Return the listing below word for word.

Provided information.

----

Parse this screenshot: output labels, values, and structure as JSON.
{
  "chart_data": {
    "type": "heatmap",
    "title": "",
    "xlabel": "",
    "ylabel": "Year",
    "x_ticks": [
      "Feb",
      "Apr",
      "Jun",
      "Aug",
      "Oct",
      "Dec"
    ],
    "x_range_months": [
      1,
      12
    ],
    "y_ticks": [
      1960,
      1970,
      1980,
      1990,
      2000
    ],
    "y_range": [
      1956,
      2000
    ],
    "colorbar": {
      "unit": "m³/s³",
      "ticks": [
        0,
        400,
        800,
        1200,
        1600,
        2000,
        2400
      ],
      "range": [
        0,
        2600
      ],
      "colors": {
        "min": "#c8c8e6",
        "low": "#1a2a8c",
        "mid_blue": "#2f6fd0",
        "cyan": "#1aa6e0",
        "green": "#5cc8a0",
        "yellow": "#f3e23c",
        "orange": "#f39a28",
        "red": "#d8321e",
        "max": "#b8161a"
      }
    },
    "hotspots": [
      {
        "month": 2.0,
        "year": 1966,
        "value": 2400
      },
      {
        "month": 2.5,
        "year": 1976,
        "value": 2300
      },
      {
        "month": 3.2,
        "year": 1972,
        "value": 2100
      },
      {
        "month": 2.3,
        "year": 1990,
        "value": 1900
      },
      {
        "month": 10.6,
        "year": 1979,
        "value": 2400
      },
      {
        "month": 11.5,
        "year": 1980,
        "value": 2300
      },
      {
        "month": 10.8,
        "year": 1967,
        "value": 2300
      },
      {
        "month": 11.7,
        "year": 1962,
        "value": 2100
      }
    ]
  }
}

----

Task result.
Parse this screenshot: output labels, values, and structure as JSON.
{
  "chart_data": {
    "type": "heatmap",
    "title": "",
    "xlabel": "",
    "ylabel": "Year",
    "x_ticks": [
      "Feb",
      "Apr",
      "Jun",
      "Aug",
      "Oct",
      "Dec"
    ],
    "x_range_months": [
      1,
      12
    ],
    "y_ticks": [
      1960,
      1970,
      1980,
      1990,
      2000
    ],
    "y_range": [
      1956,
      2000
    ],
    "colorbar": {
      "unit": "m³/s³",
      "ticks": [
        0,
        400,
        800,
        1200,
        1600,
        2000,
        2400
      ],
      "range": [
        0,
        2600
      ],
      "colors": {
        "min": "#c8c8e6",
        "low": "#1a2a8c",
        "mid_blue": "#2f6fd0",
        "cyan": "#1aa6e0",
        "green": "#5cc8a0",
        "yellow": "#f3e23c",
        "orange": "#f39a28",
        "red": "#d8321e",
        "max": "#b8161a"
      }
    },
    "hotspots": [
      {
        "month": 2.0,
        "year": 1966,
        "value": 2400
      },
      {
        "month": 2.5,
        "year": 1976,
        "value": 2300
      },
      {
        "month": 3.2,
        "year": 1972,
        "value": 2100
      },
      {
        "month": 2.3,
        "year": 1990,
        "value": 1900
      },
      {
        "month": 10.6,
        "year": 1979,
        "value": 2400
      },
      {
        "month": 11.5,
        "year": 1980,
        "value": 2300
      },
      {
        "month": 10.8,
        "year": 1967,
        "value": 2300
      },
      {
        "month": 11.7,
        "year": 1962,
        "value": 2100
      }
    ]
  }
}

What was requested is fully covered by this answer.